● Extracted data:
□ □ □ □ □

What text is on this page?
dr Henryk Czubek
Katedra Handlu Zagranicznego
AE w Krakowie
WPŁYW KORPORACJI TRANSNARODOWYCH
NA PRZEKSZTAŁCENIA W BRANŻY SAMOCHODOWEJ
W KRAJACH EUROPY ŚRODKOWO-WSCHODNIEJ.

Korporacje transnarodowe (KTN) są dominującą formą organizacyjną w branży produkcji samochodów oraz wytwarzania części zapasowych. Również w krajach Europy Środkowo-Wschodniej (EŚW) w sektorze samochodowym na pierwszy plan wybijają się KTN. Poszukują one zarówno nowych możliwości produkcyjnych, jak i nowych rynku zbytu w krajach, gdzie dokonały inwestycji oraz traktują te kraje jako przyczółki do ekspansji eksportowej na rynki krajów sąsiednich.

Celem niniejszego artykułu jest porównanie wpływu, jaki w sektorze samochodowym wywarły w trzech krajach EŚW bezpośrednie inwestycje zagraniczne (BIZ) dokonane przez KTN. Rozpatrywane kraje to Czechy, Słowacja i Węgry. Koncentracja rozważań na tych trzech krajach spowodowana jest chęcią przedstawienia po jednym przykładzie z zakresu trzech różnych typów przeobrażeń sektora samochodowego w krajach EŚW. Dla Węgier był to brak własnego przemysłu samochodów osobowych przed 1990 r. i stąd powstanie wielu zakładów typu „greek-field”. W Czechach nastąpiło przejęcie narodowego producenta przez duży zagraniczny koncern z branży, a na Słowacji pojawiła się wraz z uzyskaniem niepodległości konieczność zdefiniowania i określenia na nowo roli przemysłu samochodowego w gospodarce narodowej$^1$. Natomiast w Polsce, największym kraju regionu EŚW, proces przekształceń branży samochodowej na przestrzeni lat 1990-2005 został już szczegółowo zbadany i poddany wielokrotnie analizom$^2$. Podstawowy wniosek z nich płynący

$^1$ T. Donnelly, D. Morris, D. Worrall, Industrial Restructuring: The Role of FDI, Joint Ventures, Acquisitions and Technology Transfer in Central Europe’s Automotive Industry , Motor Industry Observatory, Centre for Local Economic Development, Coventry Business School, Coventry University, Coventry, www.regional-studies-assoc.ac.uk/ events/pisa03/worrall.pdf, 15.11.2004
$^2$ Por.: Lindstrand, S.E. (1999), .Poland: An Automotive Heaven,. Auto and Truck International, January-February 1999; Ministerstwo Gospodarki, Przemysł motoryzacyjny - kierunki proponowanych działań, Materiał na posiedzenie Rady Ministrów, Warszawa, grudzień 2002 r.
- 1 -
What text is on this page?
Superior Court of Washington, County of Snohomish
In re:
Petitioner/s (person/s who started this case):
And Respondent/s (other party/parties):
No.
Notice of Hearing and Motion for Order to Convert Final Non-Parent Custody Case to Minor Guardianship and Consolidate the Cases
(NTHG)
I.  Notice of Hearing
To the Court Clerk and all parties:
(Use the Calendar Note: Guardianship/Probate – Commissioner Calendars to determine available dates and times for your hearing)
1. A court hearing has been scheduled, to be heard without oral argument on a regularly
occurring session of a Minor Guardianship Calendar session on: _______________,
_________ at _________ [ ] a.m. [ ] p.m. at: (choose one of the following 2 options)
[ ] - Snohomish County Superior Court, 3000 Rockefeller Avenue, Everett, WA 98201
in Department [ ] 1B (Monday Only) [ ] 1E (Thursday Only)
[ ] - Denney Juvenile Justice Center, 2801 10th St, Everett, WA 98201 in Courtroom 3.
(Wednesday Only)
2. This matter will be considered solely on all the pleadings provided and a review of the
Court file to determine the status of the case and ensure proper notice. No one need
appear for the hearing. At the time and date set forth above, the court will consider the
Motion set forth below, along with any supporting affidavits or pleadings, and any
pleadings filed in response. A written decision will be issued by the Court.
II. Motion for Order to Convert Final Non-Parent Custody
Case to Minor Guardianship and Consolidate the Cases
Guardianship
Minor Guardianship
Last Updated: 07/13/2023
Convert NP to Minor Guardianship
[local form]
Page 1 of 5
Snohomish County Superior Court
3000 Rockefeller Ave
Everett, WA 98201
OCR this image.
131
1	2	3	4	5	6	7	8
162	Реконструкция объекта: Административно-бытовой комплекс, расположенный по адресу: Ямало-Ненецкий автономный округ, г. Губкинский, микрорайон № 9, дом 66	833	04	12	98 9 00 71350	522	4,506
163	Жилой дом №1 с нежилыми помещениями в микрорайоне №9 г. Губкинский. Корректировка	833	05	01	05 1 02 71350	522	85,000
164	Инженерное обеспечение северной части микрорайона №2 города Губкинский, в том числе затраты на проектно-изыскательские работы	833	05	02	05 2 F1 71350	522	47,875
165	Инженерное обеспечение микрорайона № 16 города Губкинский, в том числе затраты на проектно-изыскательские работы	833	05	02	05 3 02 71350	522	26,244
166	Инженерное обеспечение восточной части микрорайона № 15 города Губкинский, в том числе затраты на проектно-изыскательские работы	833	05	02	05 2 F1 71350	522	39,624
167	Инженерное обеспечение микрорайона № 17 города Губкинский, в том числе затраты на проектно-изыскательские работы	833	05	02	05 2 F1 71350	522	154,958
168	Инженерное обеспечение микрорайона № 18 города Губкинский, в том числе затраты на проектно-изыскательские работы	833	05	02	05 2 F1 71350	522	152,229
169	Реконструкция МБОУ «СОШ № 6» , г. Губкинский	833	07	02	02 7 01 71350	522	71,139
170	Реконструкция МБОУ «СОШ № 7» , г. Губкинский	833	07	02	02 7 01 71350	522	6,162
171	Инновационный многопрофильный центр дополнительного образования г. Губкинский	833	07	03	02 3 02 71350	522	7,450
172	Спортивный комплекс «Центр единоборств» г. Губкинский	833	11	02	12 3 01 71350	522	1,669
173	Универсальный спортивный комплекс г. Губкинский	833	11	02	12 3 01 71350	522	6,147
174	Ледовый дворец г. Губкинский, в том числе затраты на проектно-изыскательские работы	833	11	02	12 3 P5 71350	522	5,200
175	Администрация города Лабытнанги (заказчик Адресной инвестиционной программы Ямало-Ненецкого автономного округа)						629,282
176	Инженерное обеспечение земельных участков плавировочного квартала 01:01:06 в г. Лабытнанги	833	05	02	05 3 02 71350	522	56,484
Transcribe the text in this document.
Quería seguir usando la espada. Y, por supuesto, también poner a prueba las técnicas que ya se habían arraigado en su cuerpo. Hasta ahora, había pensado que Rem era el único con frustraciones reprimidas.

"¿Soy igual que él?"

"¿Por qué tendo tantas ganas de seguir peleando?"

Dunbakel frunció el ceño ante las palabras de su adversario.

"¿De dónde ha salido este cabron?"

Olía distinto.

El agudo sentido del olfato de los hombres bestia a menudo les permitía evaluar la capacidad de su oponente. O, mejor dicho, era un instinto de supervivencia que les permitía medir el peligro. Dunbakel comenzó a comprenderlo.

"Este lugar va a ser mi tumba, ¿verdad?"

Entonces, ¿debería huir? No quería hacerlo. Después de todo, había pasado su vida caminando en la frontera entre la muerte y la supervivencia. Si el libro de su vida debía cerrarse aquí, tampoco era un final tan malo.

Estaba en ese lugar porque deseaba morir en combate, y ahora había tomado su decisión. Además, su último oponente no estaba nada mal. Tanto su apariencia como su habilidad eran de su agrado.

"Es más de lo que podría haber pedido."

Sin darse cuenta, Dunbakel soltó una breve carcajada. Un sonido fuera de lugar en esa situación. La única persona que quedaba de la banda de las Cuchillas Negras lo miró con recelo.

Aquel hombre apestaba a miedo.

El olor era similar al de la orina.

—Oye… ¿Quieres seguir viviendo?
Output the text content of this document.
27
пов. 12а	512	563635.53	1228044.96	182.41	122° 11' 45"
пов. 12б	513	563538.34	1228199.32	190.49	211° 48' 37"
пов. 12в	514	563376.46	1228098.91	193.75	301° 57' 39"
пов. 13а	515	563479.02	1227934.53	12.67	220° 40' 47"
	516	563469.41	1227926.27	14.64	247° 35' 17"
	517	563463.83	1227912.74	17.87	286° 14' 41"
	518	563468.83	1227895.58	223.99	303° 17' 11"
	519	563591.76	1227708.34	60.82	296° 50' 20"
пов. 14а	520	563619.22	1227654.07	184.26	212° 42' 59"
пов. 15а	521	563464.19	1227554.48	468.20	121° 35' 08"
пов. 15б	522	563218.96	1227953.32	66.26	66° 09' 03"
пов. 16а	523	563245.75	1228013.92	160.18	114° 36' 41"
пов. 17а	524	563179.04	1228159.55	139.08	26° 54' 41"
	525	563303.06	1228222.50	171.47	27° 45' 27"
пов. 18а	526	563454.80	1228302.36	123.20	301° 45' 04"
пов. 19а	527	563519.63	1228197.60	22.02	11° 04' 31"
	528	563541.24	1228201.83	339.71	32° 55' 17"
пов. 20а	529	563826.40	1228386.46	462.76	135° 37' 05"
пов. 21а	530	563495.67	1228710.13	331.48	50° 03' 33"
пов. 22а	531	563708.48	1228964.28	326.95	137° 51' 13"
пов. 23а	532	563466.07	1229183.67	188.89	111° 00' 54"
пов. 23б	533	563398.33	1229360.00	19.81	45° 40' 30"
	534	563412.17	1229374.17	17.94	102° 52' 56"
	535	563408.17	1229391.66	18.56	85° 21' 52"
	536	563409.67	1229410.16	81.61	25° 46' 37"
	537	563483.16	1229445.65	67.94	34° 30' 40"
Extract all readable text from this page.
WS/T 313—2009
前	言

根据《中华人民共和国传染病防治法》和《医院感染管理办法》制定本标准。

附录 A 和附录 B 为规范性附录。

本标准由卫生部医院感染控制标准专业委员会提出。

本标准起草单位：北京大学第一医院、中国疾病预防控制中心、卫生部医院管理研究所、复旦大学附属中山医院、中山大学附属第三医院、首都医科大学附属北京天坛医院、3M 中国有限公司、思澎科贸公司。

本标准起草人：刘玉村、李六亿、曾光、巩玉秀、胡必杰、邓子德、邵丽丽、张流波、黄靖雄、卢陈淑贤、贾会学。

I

□ □ □ □ □

● Work required:
Say how many lines contain "Cases", and give nothing but that number.

● Result:
2